↓↓↓

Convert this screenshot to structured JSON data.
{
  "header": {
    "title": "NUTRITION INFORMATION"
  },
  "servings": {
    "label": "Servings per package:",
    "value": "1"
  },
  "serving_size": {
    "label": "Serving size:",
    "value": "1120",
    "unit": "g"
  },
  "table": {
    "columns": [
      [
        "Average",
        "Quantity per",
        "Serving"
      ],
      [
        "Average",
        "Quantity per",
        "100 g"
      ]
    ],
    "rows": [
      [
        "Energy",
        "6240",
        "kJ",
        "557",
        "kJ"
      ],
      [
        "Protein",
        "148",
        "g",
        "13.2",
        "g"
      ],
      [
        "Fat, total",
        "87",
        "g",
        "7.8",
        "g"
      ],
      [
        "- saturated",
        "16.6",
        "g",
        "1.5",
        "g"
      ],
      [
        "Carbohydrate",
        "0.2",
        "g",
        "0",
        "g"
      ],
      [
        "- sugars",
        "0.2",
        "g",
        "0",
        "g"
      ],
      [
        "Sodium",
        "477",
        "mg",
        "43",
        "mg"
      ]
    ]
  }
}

↑↑↑
↓↓↓

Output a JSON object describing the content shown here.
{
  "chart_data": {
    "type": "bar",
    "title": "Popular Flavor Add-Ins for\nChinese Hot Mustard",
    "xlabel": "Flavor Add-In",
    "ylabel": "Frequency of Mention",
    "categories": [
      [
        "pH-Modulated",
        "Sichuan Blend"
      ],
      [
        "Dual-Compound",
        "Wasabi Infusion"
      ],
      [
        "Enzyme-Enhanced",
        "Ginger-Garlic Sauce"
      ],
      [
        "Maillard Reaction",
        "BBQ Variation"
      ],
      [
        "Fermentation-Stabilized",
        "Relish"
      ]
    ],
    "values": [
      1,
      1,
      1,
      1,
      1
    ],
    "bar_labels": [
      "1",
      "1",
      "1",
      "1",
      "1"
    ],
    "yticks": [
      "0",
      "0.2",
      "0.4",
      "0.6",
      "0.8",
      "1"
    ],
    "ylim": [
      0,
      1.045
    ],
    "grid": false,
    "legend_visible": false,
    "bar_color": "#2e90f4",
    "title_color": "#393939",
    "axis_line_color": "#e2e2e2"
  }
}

↑↑↑

Copy out every line in the entries above that holds "Flavor".

    "title": "Popular Flavor Add-Ins for\nChinese Hot Mustard",
    "xlabel": "Flavor Add-In",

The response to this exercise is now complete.